═══ Data records

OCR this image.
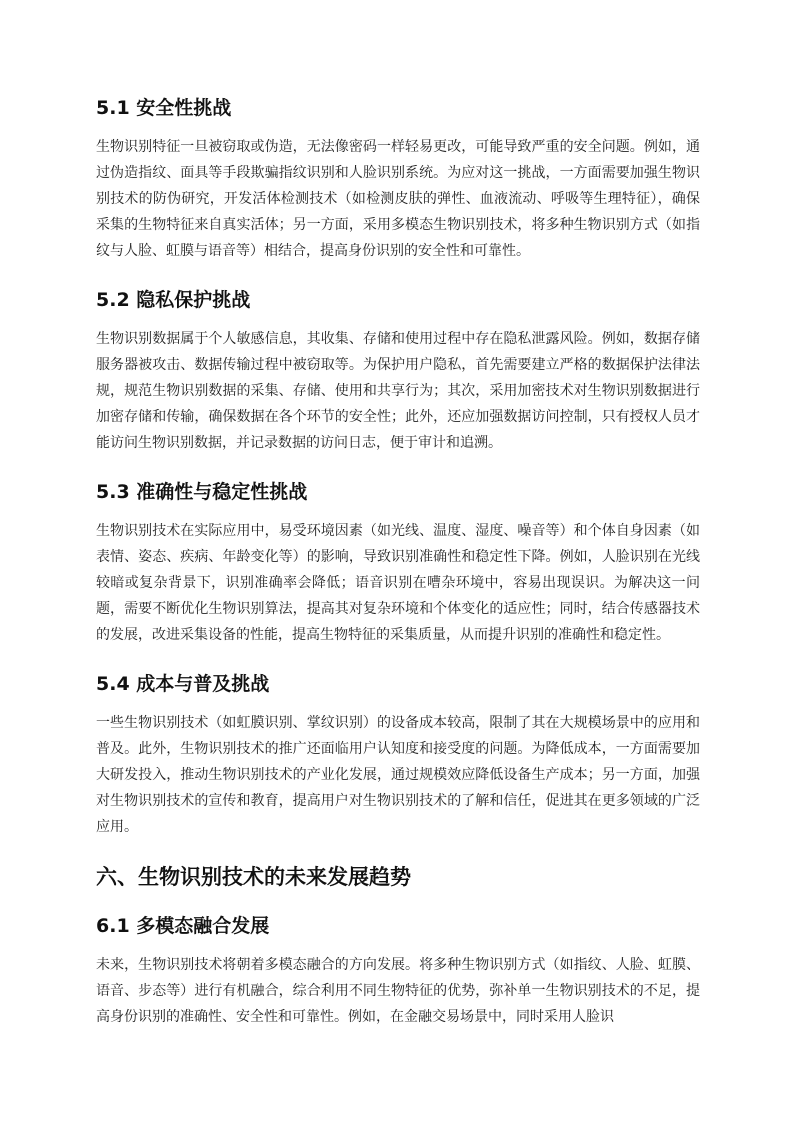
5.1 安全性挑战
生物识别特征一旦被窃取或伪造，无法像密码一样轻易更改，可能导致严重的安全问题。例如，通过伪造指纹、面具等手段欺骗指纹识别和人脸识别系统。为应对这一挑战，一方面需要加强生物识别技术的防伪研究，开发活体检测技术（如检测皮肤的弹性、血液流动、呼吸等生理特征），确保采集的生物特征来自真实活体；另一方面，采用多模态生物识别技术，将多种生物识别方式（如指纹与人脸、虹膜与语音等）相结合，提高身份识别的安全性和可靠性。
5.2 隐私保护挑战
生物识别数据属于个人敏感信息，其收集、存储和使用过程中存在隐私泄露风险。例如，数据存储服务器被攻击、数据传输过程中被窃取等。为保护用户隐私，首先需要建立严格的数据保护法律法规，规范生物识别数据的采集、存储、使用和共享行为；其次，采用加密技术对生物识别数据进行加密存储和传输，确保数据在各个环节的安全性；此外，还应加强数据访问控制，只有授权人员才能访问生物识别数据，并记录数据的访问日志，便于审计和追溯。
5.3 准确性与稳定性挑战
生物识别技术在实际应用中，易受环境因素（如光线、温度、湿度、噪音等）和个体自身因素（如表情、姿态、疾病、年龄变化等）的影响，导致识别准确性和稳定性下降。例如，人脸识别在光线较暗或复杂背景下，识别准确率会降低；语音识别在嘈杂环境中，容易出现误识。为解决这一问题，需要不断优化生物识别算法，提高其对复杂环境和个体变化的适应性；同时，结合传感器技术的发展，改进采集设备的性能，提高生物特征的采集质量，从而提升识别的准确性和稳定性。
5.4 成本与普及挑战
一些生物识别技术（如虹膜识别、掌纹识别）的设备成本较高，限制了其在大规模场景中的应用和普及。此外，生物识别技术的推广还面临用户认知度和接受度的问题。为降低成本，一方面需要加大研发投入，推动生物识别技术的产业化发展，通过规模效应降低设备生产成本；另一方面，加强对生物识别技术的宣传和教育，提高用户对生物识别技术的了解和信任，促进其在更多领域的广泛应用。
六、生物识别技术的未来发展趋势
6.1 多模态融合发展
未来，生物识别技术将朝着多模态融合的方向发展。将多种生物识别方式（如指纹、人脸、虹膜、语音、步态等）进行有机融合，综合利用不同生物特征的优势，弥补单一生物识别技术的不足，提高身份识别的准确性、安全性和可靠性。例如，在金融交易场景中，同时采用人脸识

══════
═══ Data records

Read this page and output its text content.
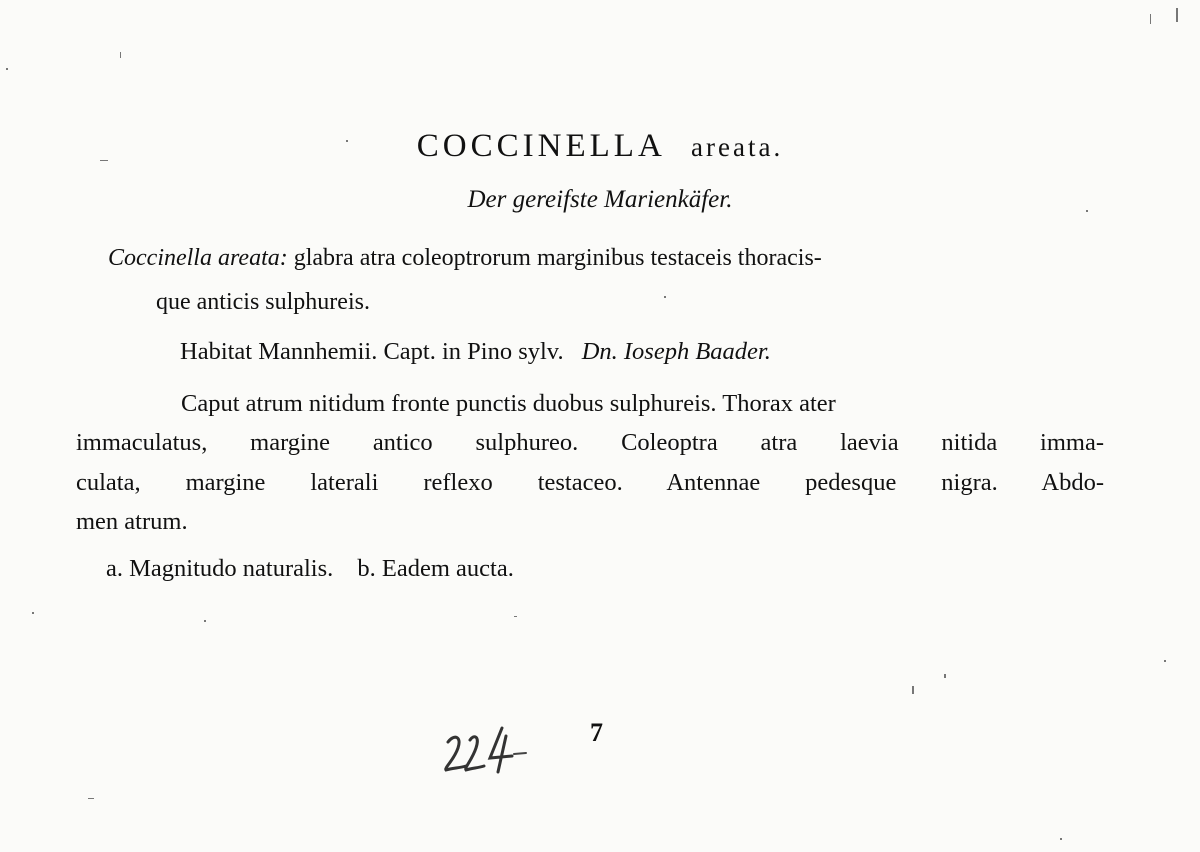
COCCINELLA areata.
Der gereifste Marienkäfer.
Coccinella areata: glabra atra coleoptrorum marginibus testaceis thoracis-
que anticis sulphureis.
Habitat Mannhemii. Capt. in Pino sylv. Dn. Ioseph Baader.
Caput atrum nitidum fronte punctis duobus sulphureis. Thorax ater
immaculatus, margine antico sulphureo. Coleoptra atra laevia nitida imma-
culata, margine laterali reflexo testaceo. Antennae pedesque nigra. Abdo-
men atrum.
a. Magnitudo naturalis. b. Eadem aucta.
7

══════

**Written exercise**
Search the entries for the word "将多种生物识别方式" and pick out every line that holds it.

**Written solution**
生物识别特征一旦被窃取或伪造，无法像密码一样轻易更改，可能导致严重的安全问题。例如，通过伪造指纹、面具等手段欺骗指纹识别和人脸识别系统。为应对这一挑战，一方面需要加强生物识别技术的防伪研究，开发活体检测技术（如检测皮肤的弹性、血液流动、呼吸等生理特征），确保采集的生物特征来自真实活体；另一方面，采用多模态生物识别技术，将多种生物识别方式（如指纹与人脸、虹膜与语音等）相结合，提高身份识别的安全性和可靠性。
未来，生物识别技术将朝着多模态融合的方向发展。将多种生物识别方式（如指纹、人脸、虹膜、语音、步态等）进行有机融合，综合利用不同生物特征的优势，弥补单一生物识别技术的不足，提高身份识别的准确性、安全性和可靠性。例如，在金融交易场景中，同时采用人脸识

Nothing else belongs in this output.